*EXERCISE DESCRIPTION*. Pull out each line of the data that includes the word "Shubham".

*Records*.
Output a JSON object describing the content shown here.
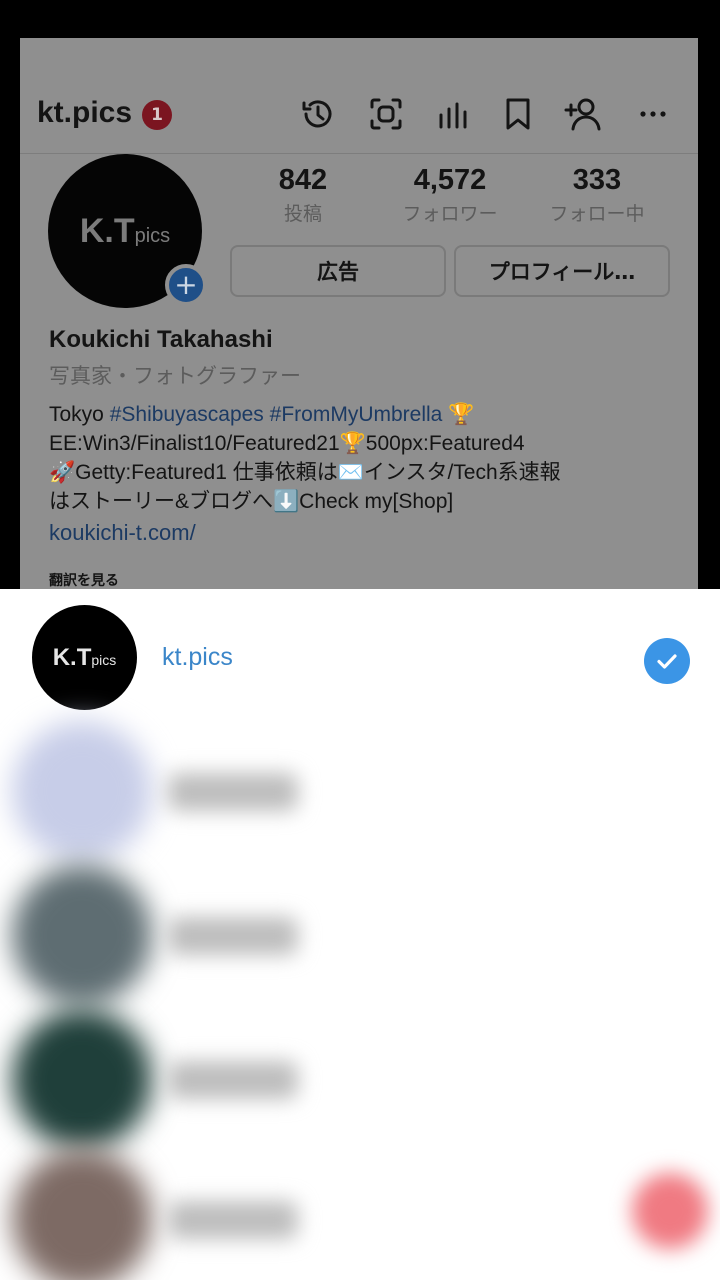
{
  "profile": {
    "username": "kt.pics",
    "notification_count": "1",
    "avatar_logo": {
      "main": "K.T",
      "sub": "pics"
    },
    "add_story_symbol": "+",
    "stats": [
      {
        "value": "842",
        "label": "投稿"
      },
      {
        "value": "4,572",
        "label": "フォロワー"
      },
      {
        "value": "333",
        "label": "フォロー中"
      }
    ],
    "buttons": {
      "ads": "広告",
      "profile": "プロフィール…"
    },
    "full_name": "Koukichi Takahashi",
    "category": "写真家・フォトグラファー",
    "bio": {
      "line1_prefix": "Tokyo ",
      "tag1": "#Shibuyascapes",
      "tag2": "#FromMyUmbrella",
      "line1_suffix": " 🏆",
      "line2": "EE:Win3/Finalist10/Featured21🏆500px:Featured4",
      "line3": "🚀Getty:Featured1 仕事依頼は✉️インスタ/Tech系速報",
      "line4": "はストーリー&ブログへ⬇️Check my[Shop]"
    },
    "website": "koukichi-t.com/",
    "translate": "翻訳を見る",
    "toolbar_icons": [
      "history-icon",
      "scan-icon",
      "insights-icon",
      "bookmark-icon",
      "add-user-icon",
      "more-icon"
    ]
  },
  "account_sheet": {
    "current_account": {
      "name": "kt.pics",
      "logo_main": "K.T",
      "logo_sub": "pics",
      "selected": true
    },
    "blurred_accounts": [
      {
        "avatar_color": "#c7cde8"
      },
      {
        "avatar_color": "#5e6d72"
      },
      {
        "avatar_color": "#1f3f3a"
      },
      {
        "avatar_color": "#7d6a64"
      }
    ],
    "accent_color": "#3b95e6"
  }
}
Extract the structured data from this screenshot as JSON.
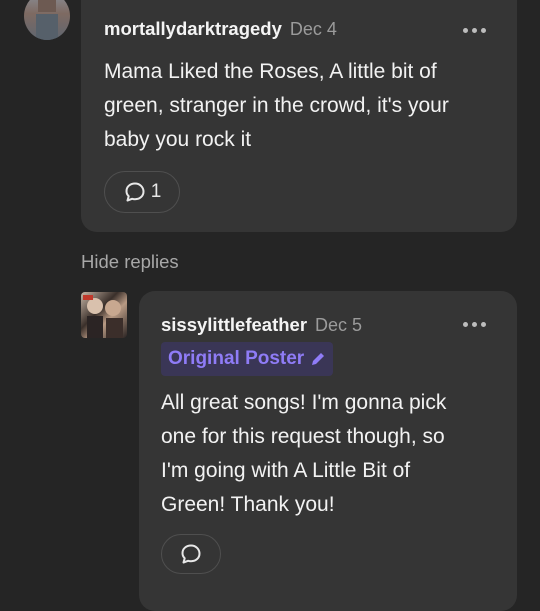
{
  "comment": {
    "username": "mortallydarktragedy",
    "date": "Dec 4",
    "text_lines": [
      "Mama Liked the Roses, A little bit of",
      "green, stranger in the crowd, it's your",
      "baby you rock it"
    ],
    "reply_count": "1"
  },
  "hide_replies_label": "Hide replies",
  "reply": {
    "username": "sissylittlefeather",
    "date": "Dec 5",
    "badge": "Original Poster",
    "text_lines": [
      "All great songs! I'm gonna pick",
      "one for this request though, so",
      "I'm going with A Little Bit of",
      "Green! Thank you!"
    ]
  },
  "colors": {
    "background": "#252525",
    "card": "#353535",
    "op_badge_text": "#8f7cf7",
    "op_badge_bg": "#3a3656"
  },
  "icons": [
    "more-options-icon",
    "speech-bubble-icon",
    "pencil-icon"
  ]
}
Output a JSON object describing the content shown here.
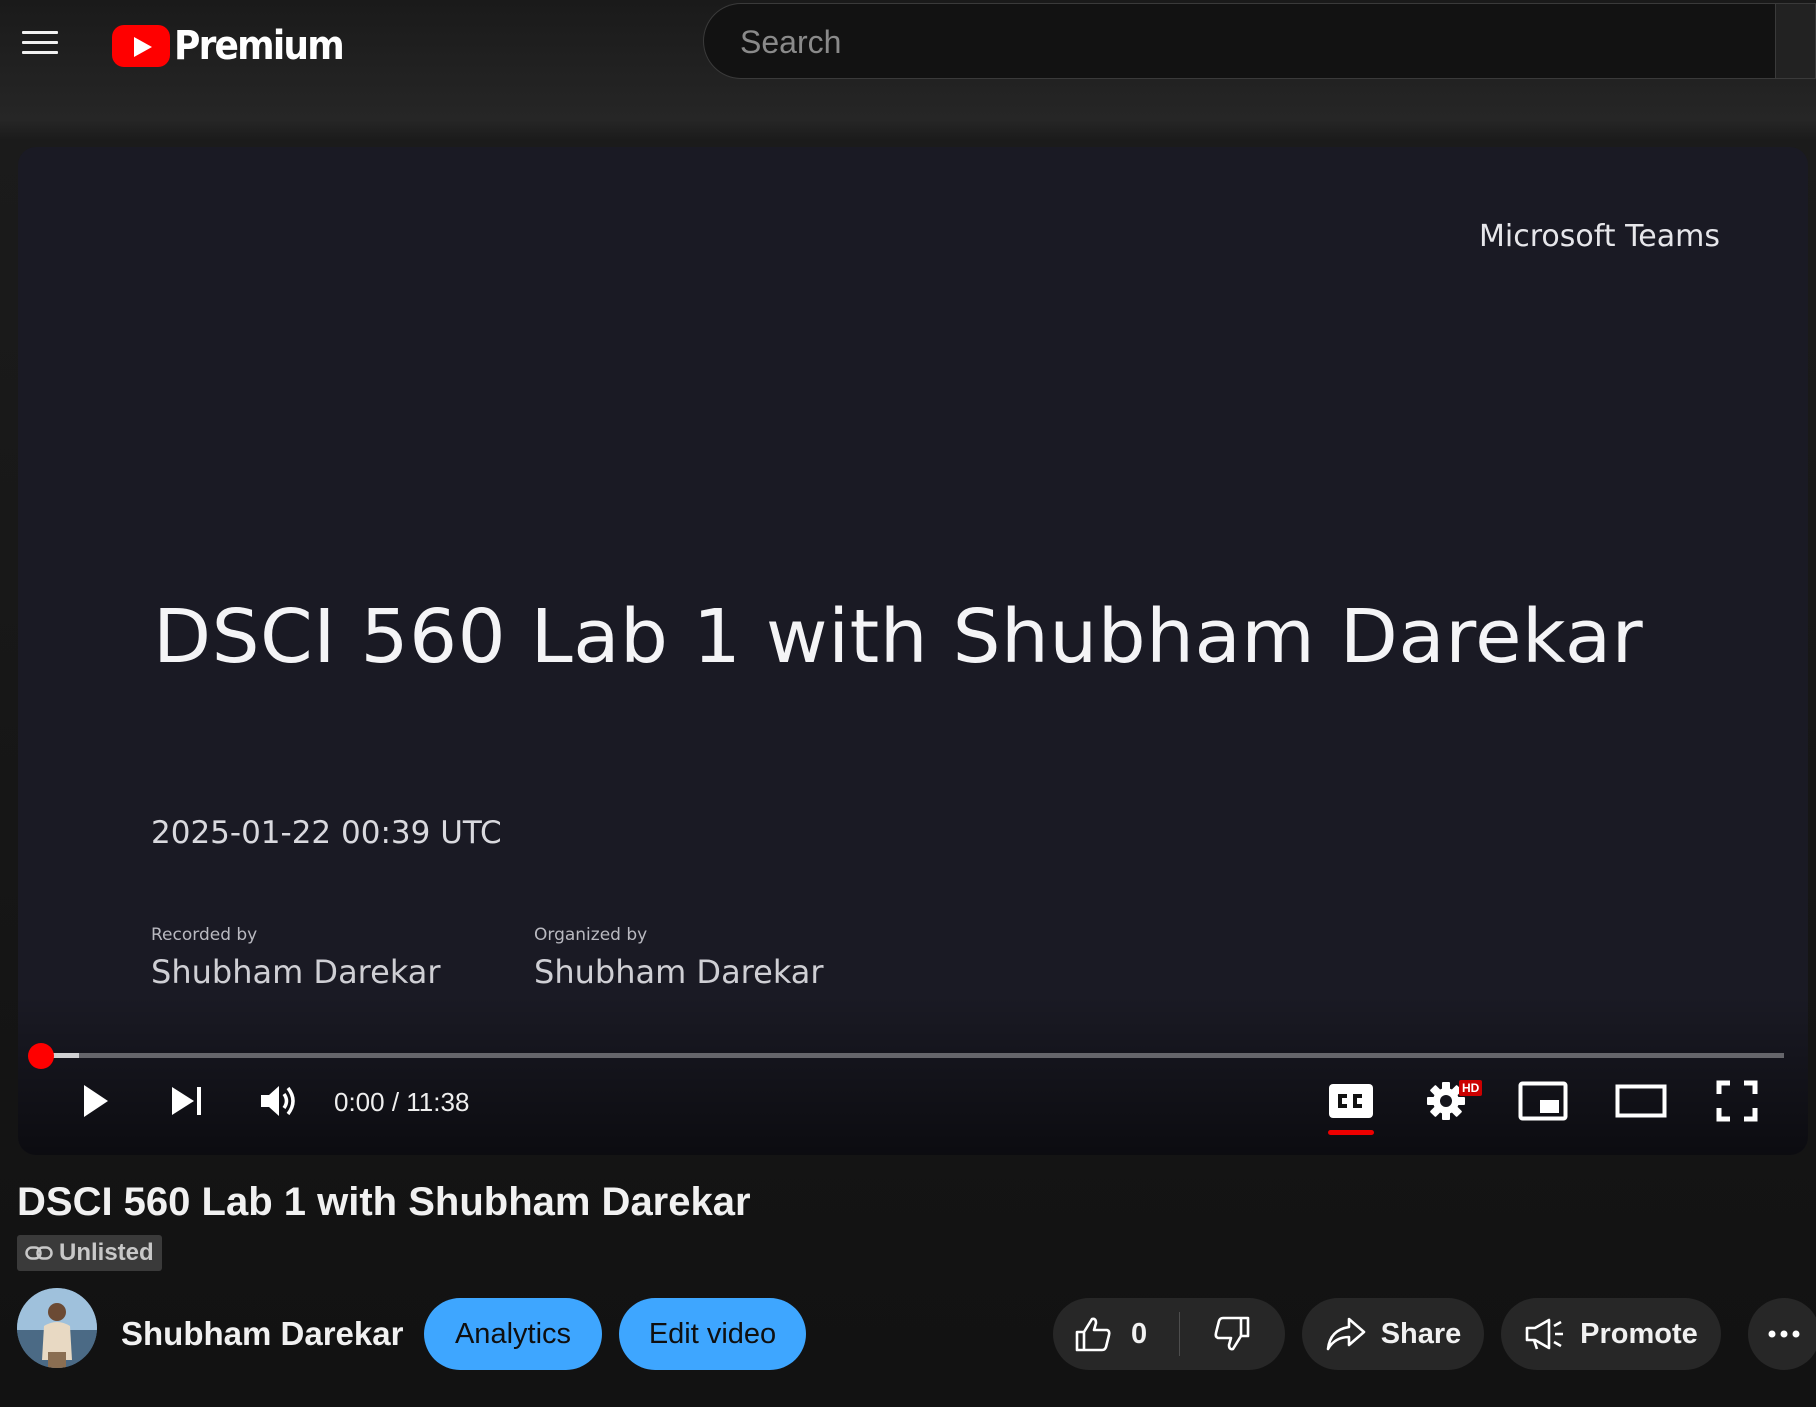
{
  "masthead": {
    "logo_text": "Premium",
    "search_placeholder": "Search"
  },
  "player": {
    "slide": {
      "brand": "Microsoft Teams",
      "title": "DSCI 560 Lab 1 with Shubham Darekar",
      "date": "2025-01-22 00:39 UTC",
      "recorded_by_label": "Recorded by",
      "recorded_by_name": "Shubham Darekar",
      "organized_by_label": "Organized by",
      "organized_by_name": "Shubham Darekar"
    },
    "time_display": "0:00 / 11:38",
    "progress_played_fraction": 0.0,
    "progress_buffered_fraction": 0.022,
    "hd_badge": "HD",
    "accent_color": "#ff0000"
  },
  "video": {
    "title": "DSCI 560 Lab 1 with Shubham Darekar",
    "visibility": "Unlisted",
    "channel_name": "Shubham Darekar",
    "like_count": "0"
  },
  "actions": {
    "analytics_label": "Analytics",
    "edit_label": "Edit video",
    "share_label": "Share",
    "promote_label": "Promote"
  },
  "colors": {
    "button_blue": "#3ea6ff",
    "button_dark": "#272727",
    "background": "#0f0f0f"
  }
}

*EXPECTED ANSWER*.
      "title": "DSCI 560 Lab 1 with Shubham Darekar",
      "recorded_by_name": "Shubham Darekar",
      "organized_by_name": "Shubham Darekar"
    "title": "DSCI 560 Lab 1 with Shubham Darekar",
    "channel_name": "Shubham Darekar",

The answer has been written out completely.